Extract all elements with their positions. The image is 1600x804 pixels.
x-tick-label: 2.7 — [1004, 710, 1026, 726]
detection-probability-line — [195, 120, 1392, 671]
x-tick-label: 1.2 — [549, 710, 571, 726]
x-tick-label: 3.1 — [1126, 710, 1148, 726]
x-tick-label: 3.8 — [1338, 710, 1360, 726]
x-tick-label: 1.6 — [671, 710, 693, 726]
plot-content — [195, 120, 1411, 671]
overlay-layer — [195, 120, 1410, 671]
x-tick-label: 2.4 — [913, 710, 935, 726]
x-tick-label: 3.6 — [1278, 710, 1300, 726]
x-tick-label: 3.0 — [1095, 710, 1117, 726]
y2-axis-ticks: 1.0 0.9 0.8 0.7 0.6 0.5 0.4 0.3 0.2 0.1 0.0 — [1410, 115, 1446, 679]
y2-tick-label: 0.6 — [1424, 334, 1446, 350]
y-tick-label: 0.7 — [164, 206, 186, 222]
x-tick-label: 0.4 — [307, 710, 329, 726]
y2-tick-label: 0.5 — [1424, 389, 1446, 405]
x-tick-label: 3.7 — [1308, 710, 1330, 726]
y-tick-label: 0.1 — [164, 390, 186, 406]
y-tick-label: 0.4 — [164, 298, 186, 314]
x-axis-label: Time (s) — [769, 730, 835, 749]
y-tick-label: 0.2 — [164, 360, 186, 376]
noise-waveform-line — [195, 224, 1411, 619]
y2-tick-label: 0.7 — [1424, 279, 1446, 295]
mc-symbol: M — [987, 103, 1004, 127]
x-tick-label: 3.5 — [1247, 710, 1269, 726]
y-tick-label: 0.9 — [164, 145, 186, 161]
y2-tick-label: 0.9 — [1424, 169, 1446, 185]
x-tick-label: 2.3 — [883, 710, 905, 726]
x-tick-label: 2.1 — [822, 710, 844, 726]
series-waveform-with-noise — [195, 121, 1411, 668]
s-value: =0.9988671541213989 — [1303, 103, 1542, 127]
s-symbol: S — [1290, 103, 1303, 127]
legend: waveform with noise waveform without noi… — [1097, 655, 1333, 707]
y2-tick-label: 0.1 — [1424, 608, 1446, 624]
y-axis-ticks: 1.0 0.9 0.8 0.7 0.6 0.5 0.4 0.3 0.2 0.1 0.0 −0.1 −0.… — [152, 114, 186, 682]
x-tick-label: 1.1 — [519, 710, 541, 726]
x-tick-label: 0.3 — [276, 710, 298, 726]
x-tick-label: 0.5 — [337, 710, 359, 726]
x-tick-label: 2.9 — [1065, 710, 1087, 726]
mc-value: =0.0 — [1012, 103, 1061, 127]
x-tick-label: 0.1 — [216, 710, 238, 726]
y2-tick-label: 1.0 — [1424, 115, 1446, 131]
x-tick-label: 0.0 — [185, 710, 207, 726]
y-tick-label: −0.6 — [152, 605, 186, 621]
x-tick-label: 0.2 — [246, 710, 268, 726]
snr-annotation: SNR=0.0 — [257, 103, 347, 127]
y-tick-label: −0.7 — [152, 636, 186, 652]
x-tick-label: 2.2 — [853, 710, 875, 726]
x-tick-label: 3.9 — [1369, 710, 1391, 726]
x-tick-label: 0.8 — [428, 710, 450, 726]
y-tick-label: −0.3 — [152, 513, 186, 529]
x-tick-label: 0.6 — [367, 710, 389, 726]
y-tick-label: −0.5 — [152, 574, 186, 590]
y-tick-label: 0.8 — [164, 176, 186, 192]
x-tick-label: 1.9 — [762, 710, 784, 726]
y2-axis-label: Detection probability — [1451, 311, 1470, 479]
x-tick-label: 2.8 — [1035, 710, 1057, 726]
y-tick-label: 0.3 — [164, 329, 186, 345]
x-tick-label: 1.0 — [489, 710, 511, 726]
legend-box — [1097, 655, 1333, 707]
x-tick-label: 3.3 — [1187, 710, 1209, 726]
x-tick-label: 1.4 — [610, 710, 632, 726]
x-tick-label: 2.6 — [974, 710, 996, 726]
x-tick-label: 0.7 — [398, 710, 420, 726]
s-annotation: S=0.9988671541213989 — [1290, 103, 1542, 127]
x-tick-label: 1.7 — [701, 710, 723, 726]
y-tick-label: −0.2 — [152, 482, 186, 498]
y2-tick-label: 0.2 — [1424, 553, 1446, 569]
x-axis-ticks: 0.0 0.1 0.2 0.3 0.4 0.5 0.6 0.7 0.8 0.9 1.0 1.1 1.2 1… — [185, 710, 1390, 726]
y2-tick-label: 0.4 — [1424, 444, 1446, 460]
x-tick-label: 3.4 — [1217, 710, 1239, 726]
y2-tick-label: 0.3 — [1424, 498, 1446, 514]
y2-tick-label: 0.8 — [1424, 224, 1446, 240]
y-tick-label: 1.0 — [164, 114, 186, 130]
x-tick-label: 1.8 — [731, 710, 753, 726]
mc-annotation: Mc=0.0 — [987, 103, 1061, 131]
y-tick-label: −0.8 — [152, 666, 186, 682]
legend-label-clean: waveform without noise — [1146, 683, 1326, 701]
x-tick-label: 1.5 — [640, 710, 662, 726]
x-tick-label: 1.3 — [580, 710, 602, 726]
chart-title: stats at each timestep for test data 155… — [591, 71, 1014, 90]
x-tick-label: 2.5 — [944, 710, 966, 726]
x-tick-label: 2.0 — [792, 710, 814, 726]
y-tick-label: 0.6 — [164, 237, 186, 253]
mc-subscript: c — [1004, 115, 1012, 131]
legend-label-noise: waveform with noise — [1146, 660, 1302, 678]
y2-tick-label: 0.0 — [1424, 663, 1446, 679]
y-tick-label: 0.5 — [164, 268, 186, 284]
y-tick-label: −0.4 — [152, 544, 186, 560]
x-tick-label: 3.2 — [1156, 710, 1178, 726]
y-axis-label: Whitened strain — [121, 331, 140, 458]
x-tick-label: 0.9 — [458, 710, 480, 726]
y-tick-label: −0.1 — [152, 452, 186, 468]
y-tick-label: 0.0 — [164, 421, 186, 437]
---
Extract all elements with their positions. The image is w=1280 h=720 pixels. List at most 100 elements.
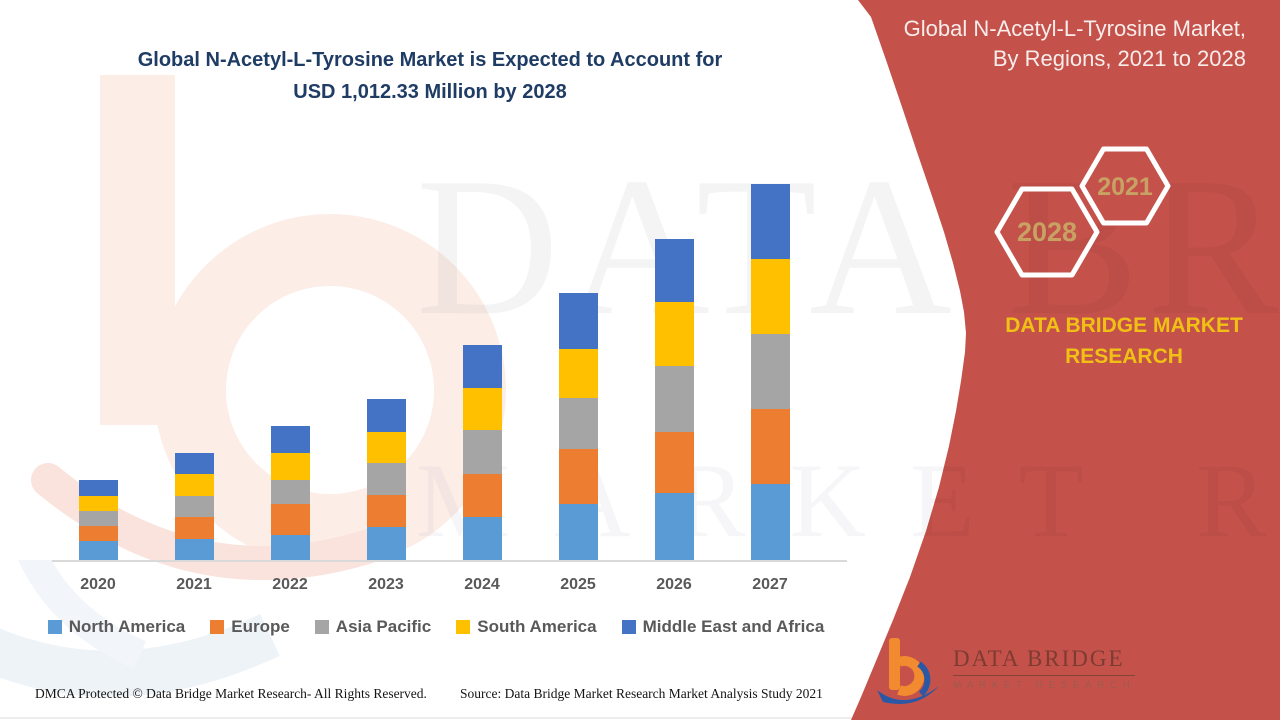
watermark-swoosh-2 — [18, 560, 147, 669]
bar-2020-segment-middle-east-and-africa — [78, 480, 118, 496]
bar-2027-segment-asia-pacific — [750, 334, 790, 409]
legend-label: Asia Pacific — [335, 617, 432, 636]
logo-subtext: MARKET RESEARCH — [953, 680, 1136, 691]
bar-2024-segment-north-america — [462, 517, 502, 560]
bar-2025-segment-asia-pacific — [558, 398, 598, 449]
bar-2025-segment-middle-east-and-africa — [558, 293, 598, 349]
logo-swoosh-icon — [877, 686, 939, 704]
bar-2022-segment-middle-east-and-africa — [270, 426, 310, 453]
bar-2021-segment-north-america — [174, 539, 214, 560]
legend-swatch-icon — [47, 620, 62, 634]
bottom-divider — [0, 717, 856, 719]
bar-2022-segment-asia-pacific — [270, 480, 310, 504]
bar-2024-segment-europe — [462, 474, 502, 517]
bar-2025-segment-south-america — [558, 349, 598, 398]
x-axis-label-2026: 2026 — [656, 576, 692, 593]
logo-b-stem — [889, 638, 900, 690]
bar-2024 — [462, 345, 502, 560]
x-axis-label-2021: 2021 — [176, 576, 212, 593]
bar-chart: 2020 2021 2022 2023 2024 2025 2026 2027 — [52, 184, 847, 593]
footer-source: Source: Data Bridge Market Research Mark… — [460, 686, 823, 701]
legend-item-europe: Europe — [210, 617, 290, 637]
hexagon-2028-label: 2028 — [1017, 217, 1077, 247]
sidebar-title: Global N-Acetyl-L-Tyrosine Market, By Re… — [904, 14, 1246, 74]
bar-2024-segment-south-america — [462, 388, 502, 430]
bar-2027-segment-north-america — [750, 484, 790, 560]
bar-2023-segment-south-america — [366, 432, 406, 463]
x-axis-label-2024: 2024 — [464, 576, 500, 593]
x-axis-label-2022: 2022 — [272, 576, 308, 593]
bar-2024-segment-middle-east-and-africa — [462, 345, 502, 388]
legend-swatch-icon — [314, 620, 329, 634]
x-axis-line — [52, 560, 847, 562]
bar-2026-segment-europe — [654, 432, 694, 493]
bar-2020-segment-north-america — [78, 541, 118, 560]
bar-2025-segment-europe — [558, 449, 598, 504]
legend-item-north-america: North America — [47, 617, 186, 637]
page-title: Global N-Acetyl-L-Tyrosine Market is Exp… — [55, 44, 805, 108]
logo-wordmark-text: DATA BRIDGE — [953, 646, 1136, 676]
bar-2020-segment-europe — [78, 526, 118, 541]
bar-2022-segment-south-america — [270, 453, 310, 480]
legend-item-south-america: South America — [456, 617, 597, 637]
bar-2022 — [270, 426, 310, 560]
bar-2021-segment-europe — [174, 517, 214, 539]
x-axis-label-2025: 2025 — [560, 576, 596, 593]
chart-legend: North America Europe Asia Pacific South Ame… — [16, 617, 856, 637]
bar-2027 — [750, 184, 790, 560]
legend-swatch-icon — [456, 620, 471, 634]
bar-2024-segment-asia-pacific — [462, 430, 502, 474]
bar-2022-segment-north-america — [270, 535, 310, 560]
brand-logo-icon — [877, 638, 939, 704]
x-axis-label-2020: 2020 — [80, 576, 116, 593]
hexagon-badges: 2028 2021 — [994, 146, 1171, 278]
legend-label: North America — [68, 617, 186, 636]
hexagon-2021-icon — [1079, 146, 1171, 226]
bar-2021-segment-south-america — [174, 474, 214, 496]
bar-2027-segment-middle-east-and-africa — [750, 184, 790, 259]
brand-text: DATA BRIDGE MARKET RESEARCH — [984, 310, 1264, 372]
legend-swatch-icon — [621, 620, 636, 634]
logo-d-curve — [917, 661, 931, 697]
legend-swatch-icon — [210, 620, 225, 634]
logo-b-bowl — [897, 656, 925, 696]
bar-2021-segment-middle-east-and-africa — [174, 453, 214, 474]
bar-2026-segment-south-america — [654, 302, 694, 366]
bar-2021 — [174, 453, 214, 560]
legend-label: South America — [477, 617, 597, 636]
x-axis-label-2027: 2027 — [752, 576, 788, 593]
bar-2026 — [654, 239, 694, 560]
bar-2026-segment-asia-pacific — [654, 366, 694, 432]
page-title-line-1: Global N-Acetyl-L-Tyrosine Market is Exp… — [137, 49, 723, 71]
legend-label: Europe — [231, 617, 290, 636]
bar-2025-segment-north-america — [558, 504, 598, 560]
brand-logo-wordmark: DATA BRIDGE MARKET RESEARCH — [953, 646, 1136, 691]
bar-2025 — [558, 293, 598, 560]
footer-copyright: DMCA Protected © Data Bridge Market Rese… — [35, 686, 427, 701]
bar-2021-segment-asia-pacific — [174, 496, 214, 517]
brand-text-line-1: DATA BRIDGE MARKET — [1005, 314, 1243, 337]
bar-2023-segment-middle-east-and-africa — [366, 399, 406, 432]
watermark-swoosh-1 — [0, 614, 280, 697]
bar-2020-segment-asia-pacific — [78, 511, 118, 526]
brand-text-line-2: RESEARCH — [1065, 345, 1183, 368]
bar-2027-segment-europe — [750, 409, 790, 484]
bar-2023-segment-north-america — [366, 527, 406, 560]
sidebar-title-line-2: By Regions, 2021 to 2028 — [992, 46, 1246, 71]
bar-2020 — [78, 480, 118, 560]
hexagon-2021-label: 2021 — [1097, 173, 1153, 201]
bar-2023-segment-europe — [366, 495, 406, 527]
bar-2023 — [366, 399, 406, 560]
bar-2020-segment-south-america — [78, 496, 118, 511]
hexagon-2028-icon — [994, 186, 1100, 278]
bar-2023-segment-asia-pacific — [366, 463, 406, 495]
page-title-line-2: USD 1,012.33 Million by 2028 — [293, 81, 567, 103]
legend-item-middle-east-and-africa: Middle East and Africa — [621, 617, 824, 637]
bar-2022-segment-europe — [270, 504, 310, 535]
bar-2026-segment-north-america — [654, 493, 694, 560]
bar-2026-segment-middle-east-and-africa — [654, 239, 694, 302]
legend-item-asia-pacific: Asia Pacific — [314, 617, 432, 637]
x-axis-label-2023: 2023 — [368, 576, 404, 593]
---
Retype, unchanged, the part of the listing that opens with the line containing "watermark-swoosh-2 — [18, 560, 147, 669]" and closes with the line containing "page-title: Global N-Acetyl-L-Tyrosine", including both of those lines.

> [Correct response]
watermark-swoosh-2 — [18, 560, 147, 669]
bar-2020-segment-middle-east-and-africa — [78, 480, 118, 496]
bar-2027-segment-asia-pacific — [750, 334, 790, 409]
legend-label: Asia Pacific — [335, 617, 432, 636]
logo-subtext: MARKET RESEARCH — [953, 680, 1136, 691]
bar-2024-segment-north-america — [462, 517, 502, 560]
bar-2025-segment-asia-pacific — [558, 398, 598, 449]
bar-2025-segment-middle-east-and-africa — [558, 293, 598, 349]
logo-swoosh-icon — [877, 686, 939, 704]
bar-2022-segment-middle-east-and-africa — [270, 426, 310, 453]
bar-2021-segment-north-america — [174, 539, 214, 560]
legend-swatch-icon — [47, 620, 62, 634]
bottom-divider — [0, 717, 856, 719]
bar-2022-segment-asia-pacific — [270, 480, 310, 504]
bar-2024-segment-europe — [462, 474, 502, 517]
bar-2025-segment-south-america — [558, 349, 598, 398]
x-axis-label-2026: 2026 — [656, 576, 692, 593]
logo-b-stem — [889, 638, 900, 690]
bar-2024 — [462, 345, 502, 560]
x-axis-label-2021: 2021 — [176, 576, 212, 593]
bar-chart: 2020 2021 2022 2023 2024 2025 2026 2027 — [52, 184, 847, 593]
footer-source: Source: Data Bridge Market Research Mark… — [460, 686, 823, 701]
legend-item-europe: Europe — [210, 617, 290, 637]
hexagon-2028-label: 2028 — [1017, 217, 1077, 247]
sidebar-title: Global N-Acetyl-L-Tyrosine Market, By Re… — [904, 14, 1246, 74]
bar-2024-segment-south-america — [462, 388, 502, 430]
bar-2027-segment-north-america — [750, 484, 790, 560]
bar-2023-segment-south-america — [366, 432, 406, 463]
x-axis-label-2024: 2024 — [464, 576, 500, 593]
x-axis-label-2022: 2022 — [272, 576, 308, 593]
bar-2024-segment-middle-east-and-africa — [462, 345, 502, 388]
legend-swatch-icon — [314, 620, 329, 634]
x-axis-line — [52, 560, 847, 562]
bar-2026-segment-europe — [654, 432, 694, 493]
bar-2020-segment-north-america — [78, 541, 118, 560]
bar-2025-segment-europe — [558, 449, 598, 504]
legend-item-north-america: North America — [47, 617, 186, 637]
page-title: Global N-Acetyl-L-Tyrosine Market is Exp… — [55, 44, 805, 108]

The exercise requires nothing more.